WHAT IS ASKED
Collect each line containing "слоев".

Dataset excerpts
++++++++++

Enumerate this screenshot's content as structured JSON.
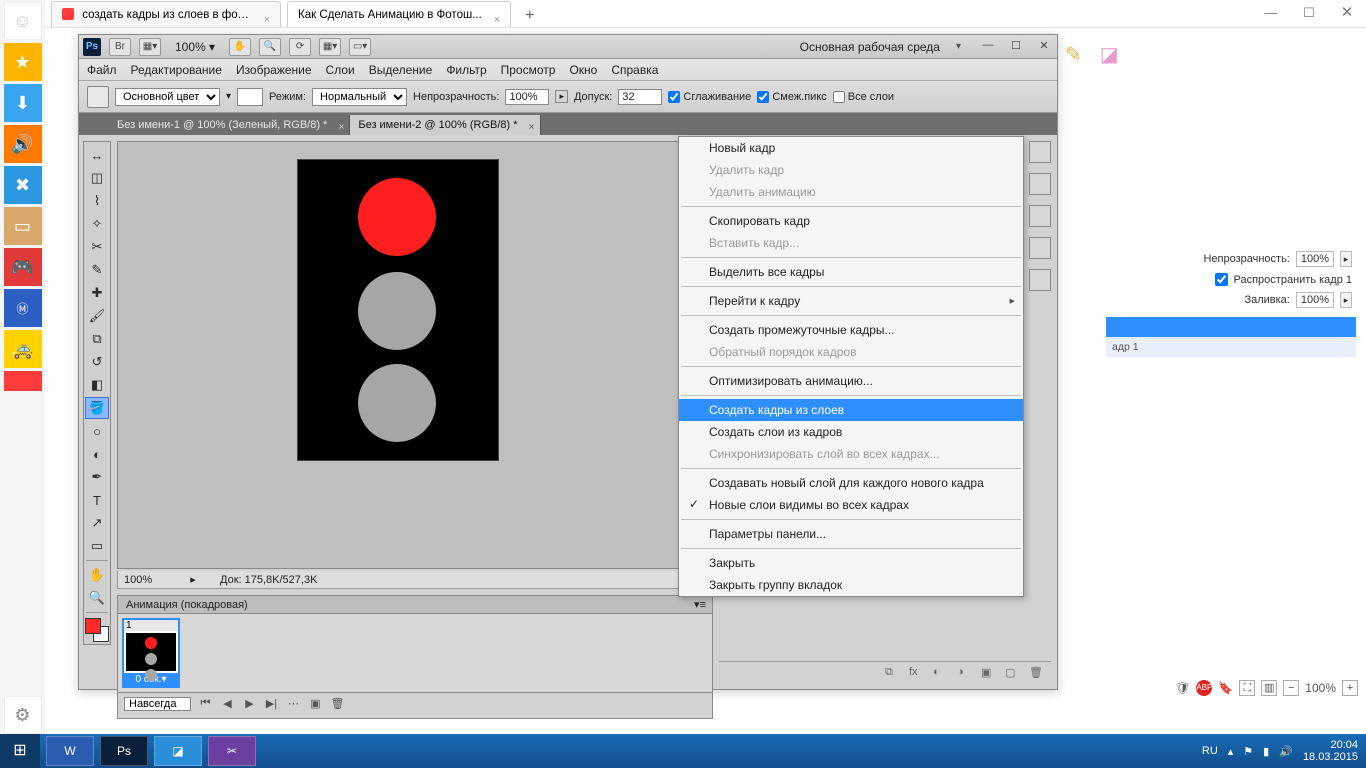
{
  "browser": {
    "tabs": [
      {
        "title": "создать кадры из слоев в фото...",
        "favColor": "#ff0000"
      },
      {
        "title": "Как Сделать Анимацию в Фотош...",
        "favColor": "#ffffff"
      }
    ],
    "window_controls": {
      "min": "—",
      "max": "☐",
      "close": "✕"
    },
    "toolbar": {
      "pencil": "✎",
      "eraser": "◧"
    }
  },
  "side_panel": {
    "opacity_label": "Непрозрачность:",
    "opacity_value": "100%",
    "propagate_label": "Распространить кадр 1",
    "fill_label": "Заливка:",
    "fill_value": "100%",
    "row_hint": "адр 1"
  },
  "zoom": {
    "value": "100%",
    "minus": "−",
    "plus": "+"
  },
  "ps": {
    "titlebar": {
      "br": "Br",
      "zoom": "100%",
      "workspace": "Основная рабочая среда"
    },
    "menu": [
      "Файл",
      "Редактирование",
      "Изображение",
      "Слои",
      "Выделение",
      "Фильтр",
      "Просмотр",
      "Окно",
      "Справка"
    ],
    "options": {
      "fill_label": "Основной цвет",
      "mode_label": "Режим:",
      "mode_value": "Нормальный",
      "opacity_label": "Непрозрачность:",
      "opacity_value": "100%",
      "tolerance_label": "Допуск:",
      "tolerance_value": "32",
      "antialias": "Сглаживание",
      "contiguous": "Смеж.пикс",
      "all_layers": "Все слои"
    },
    "doctabs": [
      "Без имени-1 @ 100% (Зеленый, RGB/8) *",
      "Без имени-2 @ 100% (RGB/8) *"
    ],
    "status": {
      "zoom": "100%",
      "doc": "Док: 175,8K/527,3K"
    },
    "anim": {
      "title": "Анимация (покадровая)",
      "frame_num": "1",
      "frame_time": "0 сек.",
      "loop": "Навсегда"
    }
  },
  "ctx": {
    "new_frame": "Новый кадр",
    "delete_frame": "Удалить кадр",
    "delete_anim": "Удалить анимацию",
    "copy_frame": "Скопировать кадр",
    "paste_frame": "Вставить кадр...",
    "select_all": "Выделить все кадры",
    "goto": "Перейти к кадру",
    "tween": "Создать промежуточные кадры...",
    "reverse": "Обратный порядок кадров",
    "optimize": "Оптимизировать анимацию...",
    "make_frames": "Создать кадры из слоев",
    "flatten": "Создать слои из кадров",
    "match": "Синхронизировать слой во всех кадрах...",
    "new_layer_each": "Создавать новый слой для каждого нового кадра",
    "visible_all": "Новые слои видимы во всех кадрах",
    "panel_opts": "Параметры панели...",
    "close": "Закрыть",
    "close_group": "Закрыть группу вкладок"
  },
  "taskbar": {
    "lang": "RU",
    "time": "20:04",
    "date": "18.03.2015"
  }
}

++++++++++

THE OUTPUT
        "title": "создать кадры из слоев в фото...",
    "make_frames": "Создать кадры из слоев",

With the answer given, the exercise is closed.